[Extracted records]
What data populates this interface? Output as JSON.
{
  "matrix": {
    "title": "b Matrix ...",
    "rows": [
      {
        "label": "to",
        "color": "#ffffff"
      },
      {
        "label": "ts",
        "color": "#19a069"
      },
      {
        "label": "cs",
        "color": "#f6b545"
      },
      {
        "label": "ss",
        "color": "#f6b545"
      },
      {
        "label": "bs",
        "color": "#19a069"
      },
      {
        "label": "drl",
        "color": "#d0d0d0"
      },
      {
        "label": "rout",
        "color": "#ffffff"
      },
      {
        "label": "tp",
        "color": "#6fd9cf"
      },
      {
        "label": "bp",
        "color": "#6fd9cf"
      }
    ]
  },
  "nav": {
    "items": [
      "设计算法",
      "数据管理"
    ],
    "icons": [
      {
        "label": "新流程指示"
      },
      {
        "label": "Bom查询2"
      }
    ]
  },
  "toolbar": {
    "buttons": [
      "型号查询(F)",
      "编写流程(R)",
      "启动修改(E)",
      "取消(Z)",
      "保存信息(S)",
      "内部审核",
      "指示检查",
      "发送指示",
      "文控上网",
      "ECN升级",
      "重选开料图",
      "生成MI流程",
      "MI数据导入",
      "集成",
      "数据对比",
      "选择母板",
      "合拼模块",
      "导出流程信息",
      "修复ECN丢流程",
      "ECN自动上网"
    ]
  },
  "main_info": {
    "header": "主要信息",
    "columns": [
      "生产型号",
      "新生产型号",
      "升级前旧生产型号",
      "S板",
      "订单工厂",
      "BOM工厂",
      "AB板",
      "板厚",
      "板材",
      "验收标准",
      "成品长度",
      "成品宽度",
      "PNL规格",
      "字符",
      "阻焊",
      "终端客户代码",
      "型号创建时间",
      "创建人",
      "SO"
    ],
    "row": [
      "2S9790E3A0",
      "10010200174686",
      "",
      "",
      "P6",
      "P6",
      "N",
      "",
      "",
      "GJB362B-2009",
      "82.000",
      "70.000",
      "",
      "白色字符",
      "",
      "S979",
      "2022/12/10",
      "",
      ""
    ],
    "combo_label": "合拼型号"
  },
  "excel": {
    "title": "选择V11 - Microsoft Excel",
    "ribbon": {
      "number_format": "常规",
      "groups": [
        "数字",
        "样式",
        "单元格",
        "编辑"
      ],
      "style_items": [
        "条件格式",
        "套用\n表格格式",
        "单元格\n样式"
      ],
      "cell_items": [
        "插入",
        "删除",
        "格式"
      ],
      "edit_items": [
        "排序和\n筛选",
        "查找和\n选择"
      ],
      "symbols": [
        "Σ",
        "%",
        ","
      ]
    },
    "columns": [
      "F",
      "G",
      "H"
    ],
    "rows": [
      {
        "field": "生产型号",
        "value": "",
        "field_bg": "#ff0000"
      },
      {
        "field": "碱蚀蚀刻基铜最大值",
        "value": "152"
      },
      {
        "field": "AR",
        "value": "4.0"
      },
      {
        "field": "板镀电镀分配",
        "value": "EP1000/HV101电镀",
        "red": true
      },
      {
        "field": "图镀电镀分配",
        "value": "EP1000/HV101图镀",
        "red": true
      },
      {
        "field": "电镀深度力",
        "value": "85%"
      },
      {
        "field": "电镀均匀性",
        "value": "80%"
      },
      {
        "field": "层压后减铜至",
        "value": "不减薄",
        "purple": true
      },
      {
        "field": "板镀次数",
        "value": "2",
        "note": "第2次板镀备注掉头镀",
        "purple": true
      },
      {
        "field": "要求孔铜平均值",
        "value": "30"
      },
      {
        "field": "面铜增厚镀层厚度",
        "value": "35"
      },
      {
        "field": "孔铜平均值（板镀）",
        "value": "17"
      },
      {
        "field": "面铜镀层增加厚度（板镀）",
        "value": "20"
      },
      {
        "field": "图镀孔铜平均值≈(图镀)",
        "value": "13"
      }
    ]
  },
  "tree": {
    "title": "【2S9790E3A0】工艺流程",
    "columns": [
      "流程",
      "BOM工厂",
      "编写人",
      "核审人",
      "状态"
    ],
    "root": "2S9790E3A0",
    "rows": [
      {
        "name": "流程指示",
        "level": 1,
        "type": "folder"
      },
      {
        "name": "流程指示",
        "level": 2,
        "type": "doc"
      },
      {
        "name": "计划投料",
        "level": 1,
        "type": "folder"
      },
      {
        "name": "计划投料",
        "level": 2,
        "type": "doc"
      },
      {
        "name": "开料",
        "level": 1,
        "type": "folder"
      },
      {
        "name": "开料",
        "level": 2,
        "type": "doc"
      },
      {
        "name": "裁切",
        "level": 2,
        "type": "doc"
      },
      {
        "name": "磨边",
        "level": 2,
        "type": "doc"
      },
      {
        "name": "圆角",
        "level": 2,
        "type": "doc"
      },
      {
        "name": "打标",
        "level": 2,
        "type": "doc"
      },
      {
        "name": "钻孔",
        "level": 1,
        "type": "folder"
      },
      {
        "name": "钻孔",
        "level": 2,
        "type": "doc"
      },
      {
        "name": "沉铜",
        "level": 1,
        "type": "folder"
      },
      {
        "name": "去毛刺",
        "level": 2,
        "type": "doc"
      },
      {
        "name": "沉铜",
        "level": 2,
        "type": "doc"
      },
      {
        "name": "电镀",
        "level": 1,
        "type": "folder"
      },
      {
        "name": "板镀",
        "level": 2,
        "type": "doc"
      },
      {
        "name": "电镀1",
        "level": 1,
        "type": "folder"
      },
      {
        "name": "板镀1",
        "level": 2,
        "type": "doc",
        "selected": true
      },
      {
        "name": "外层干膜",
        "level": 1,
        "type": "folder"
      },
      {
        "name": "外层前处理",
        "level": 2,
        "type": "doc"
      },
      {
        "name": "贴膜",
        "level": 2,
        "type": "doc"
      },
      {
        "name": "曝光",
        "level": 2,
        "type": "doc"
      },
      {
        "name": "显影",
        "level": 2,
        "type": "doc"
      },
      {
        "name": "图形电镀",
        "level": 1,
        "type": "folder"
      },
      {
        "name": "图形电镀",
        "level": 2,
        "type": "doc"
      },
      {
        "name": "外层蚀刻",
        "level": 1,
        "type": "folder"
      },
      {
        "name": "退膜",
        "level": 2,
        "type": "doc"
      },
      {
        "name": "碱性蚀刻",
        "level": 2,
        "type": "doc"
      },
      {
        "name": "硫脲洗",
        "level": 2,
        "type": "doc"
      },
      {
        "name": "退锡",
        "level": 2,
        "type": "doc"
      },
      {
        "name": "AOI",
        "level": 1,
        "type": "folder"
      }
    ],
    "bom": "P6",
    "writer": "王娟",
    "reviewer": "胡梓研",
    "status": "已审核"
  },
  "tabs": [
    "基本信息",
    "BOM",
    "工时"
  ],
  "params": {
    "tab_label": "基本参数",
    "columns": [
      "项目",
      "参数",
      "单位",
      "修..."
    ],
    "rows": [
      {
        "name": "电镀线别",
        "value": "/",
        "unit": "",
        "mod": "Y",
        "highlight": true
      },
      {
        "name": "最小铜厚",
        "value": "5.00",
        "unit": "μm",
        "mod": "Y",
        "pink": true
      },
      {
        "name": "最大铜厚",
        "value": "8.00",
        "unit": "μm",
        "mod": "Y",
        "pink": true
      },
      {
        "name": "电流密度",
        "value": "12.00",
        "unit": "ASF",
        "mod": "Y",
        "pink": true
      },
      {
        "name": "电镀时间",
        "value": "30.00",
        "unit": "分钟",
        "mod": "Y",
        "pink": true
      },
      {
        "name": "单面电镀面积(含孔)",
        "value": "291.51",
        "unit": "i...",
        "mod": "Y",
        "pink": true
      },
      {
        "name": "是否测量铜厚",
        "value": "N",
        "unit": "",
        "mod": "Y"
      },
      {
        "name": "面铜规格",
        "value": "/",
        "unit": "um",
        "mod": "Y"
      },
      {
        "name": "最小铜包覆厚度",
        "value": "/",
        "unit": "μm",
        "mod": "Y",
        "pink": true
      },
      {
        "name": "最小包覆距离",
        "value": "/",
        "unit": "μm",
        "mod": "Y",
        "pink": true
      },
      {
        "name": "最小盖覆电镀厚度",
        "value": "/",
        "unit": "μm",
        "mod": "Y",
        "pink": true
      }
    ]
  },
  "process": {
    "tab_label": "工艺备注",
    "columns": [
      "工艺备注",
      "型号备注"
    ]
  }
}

■ **WHAT YOU HAVE TO DO**
Filter the data for the string "title" and copy every line that has it.

■ **THE RESULT**
    "title": "b Matrix ...",
    "title": "选择V11 - Microsoft Excel",
    "title": "【2S9790E3A0】工艺流程",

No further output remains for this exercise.